## Start TEXT SHOWN
There’s a moment near the end of Love Story that has stuck with people. Caroline Kennedy and Ann Messina Freeman — Carolyn Bessette’s mother, played by Constance Zimmer — sit at opposite ends of a long table, two women bound together by an unthinkable loss. By the end of the scene, they are holding hands.
That final gesture wasn’t in the script.
“It was my instinct to go over there and take her hand,” says Grace Gummer, who plays Caroline in Ryan Murphy‘s nine-episode FX limited series. “We can’t know what happened in real life, but our interpretation of these events are what you see. And I think it’s a beautiful way to end the show — on these two women who share this loss together.”
Creator and executive producer Connor Hines texted her when he finished writing it. “He said, ‘I just wrote you the saddest scene in the history of television.'” Gummer and Zimmer had history going in — they first worked together in 2014 on The Newsroom. “There was this beautiful connective tissue between us,” she says. “We really just listened to each other, looked at each other. We left nothing on the table and we could have kept going and going and going.”
“To me, that scene says so much about Caroline,” she continues. “Her wisdom and her forbearance, garnered through tragedy after tragedy after tragedy. In the moment, it felt like there were just these waves crashing down on me that would not bring me down.”
The line that has stayed with people — where Caroline tells Ann that condolences have begun to sound like white noise, but sitting across from her, all she wants to say is how sorry she is — hit exactly as written. “What else can you say? It’s two women who’ve lost everything.”
## End TEXT SHOWN
## Start MATERIAL
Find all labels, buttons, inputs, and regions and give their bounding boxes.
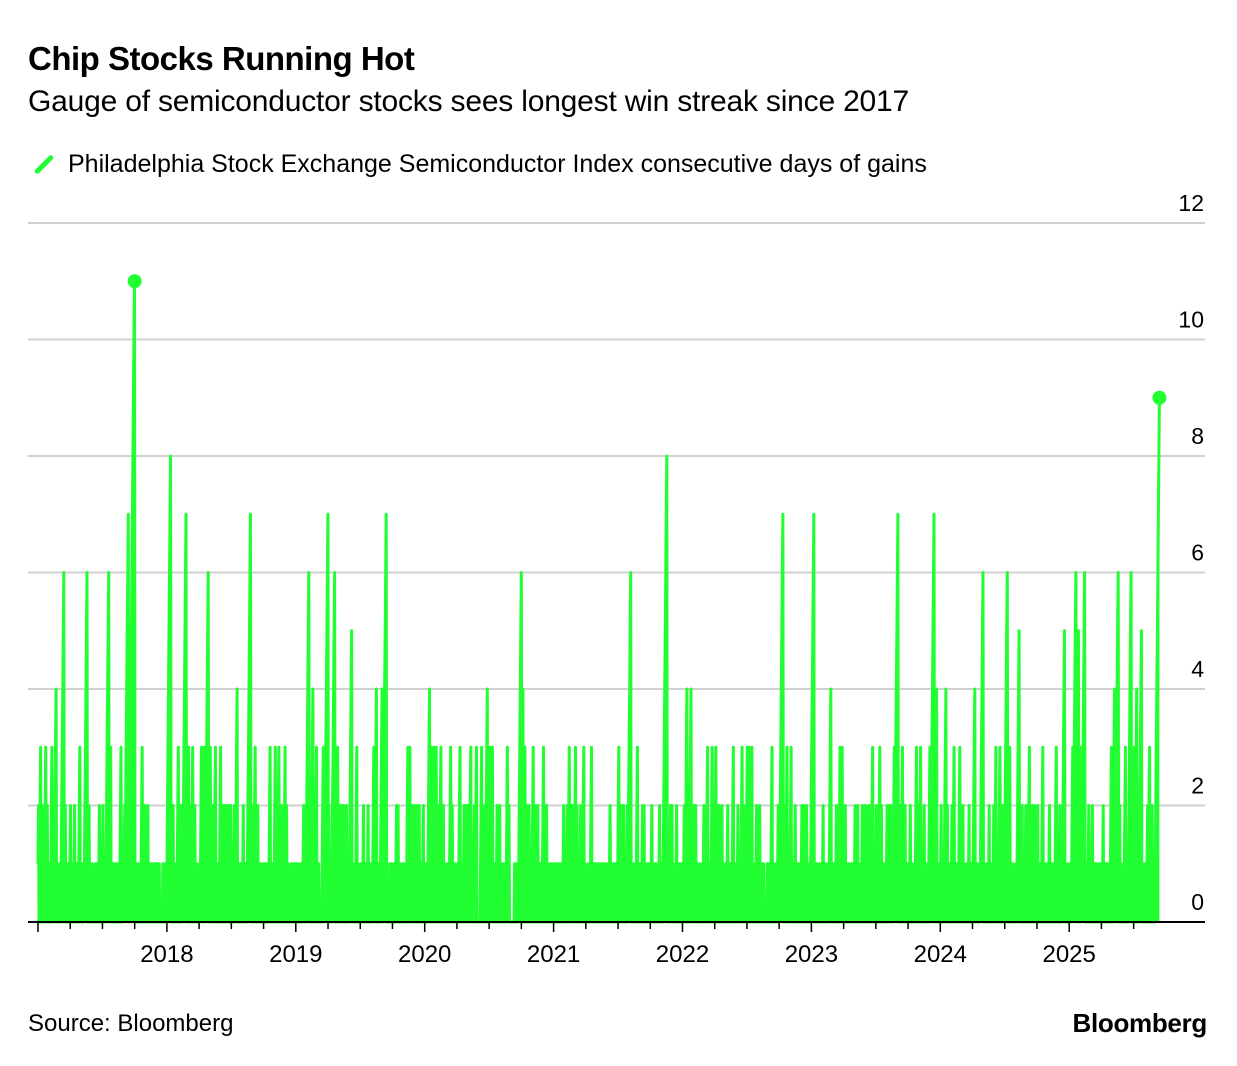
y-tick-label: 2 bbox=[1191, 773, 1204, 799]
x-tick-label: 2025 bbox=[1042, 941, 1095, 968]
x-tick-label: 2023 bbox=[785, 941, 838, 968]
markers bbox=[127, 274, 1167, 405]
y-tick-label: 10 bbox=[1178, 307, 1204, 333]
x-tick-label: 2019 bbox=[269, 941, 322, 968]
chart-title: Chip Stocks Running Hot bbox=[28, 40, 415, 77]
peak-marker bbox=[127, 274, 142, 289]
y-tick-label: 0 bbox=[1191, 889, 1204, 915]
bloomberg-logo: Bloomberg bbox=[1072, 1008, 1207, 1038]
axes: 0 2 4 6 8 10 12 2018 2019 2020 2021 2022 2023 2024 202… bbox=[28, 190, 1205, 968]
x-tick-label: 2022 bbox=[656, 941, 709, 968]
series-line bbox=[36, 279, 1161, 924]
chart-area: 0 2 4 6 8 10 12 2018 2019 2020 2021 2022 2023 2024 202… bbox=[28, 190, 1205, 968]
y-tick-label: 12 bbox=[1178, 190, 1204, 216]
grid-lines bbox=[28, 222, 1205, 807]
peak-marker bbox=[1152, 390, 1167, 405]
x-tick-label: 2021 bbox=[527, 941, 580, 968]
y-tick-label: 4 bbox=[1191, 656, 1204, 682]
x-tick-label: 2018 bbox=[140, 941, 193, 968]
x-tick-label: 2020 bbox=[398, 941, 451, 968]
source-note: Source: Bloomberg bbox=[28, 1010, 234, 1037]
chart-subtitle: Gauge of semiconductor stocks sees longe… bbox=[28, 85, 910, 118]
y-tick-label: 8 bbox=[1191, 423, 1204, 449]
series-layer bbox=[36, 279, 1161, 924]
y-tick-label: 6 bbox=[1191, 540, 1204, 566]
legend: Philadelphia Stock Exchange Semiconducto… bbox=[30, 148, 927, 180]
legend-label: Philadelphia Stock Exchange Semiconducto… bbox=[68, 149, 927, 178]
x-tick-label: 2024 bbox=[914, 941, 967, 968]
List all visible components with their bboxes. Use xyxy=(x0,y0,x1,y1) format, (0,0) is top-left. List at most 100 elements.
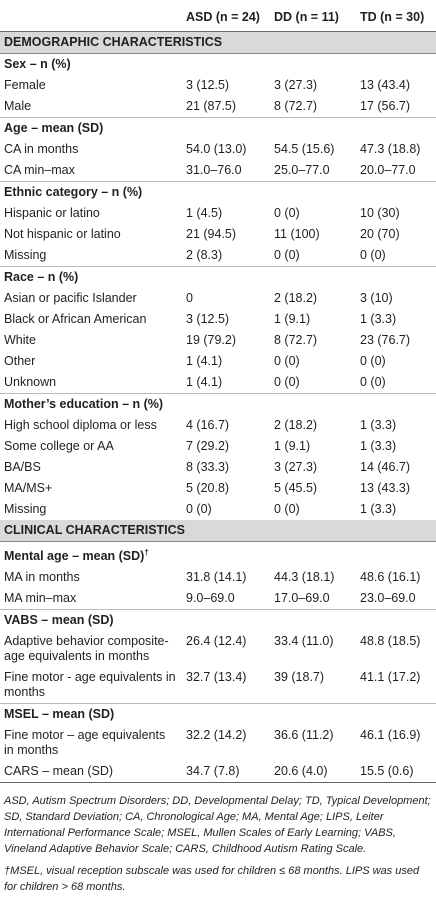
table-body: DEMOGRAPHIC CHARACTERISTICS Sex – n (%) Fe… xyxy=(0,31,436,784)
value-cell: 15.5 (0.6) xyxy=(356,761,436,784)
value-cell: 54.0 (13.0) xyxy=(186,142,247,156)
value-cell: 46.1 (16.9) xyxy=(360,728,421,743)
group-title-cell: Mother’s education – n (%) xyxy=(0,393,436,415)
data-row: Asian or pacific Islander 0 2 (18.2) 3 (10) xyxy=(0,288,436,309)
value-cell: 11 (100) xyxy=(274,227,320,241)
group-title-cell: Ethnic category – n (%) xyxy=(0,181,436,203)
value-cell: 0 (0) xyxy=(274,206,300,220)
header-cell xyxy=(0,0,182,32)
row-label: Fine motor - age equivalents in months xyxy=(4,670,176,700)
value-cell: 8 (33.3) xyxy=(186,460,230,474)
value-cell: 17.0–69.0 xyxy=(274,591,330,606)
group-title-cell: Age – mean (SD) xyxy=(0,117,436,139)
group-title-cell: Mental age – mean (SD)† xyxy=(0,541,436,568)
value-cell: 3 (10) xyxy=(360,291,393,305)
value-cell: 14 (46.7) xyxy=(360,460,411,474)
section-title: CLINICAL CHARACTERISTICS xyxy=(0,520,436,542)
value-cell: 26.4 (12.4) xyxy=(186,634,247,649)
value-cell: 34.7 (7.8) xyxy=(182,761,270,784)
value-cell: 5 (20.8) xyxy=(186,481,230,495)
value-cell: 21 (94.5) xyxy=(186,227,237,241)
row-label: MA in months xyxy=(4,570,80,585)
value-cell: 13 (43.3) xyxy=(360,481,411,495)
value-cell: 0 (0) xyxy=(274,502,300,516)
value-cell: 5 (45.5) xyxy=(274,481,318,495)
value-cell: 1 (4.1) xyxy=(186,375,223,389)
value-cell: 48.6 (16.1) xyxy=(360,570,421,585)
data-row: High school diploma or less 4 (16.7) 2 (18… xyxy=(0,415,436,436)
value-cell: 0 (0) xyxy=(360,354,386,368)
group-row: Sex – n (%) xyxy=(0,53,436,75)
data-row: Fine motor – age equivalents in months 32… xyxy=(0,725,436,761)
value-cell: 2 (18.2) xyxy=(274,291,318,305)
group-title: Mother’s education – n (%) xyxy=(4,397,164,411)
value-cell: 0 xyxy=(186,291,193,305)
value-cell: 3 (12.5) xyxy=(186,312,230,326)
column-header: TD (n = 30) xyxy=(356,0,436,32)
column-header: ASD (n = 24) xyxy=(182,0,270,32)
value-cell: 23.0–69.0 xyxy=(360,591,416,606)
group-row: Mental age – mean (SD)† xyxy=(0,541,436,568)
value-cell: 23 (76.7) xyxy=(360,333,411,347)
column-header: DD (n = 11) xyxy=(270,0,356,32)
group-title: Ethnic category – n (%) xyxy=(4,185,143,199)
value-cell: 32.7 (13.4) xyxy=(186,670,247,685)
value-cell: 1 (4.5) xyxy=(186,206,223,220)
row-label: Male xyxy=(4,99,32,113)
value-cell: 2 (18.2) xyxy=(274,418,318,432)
## End MATERIAL
### PROBLEM 1
In the Love Story article, in what year and on what show did Grace Gummer and Constance Zimmer first work together?
### PROBLEM 2
For each statement, say whether it agrees with the Love Story article, and quote the words that decide it.
(a) The two women holding hands at the end of the scene was written into the script.
(b) Constance Zimmer plays Carolyn Bessette's mother.
(c) The FX limited series runs ten episodes.
### PROBLEM 3
Reproduce everything in the Love Story article from "There’s a moment" down to "in the script.", word for word.

### EXERCISE RESPONSE 1
2014, on The Newsroom.

### EXERCISE RESPONSE 2
(a) No: "That final gesture wasn’t in the script."
(b) Yes: "Carolyn Bessette’s mother, played by Constance Zimmer"
(c) No: "Ryan Murphy‘s nine-episode FX limited series"

### EXERCISE RESPONSE 3
There’s a moment near the end of Love Story that has stuck with people. Caroline Kennedy and Ann Messina Freeman — Carolyn Bessette’s mother, played by Constance Zimmer — sit at opposite ends of a long table, two women bound together by an unthinkable loss. By the end of the scene, they are holding hands.
That final gesture wasn’t in the script.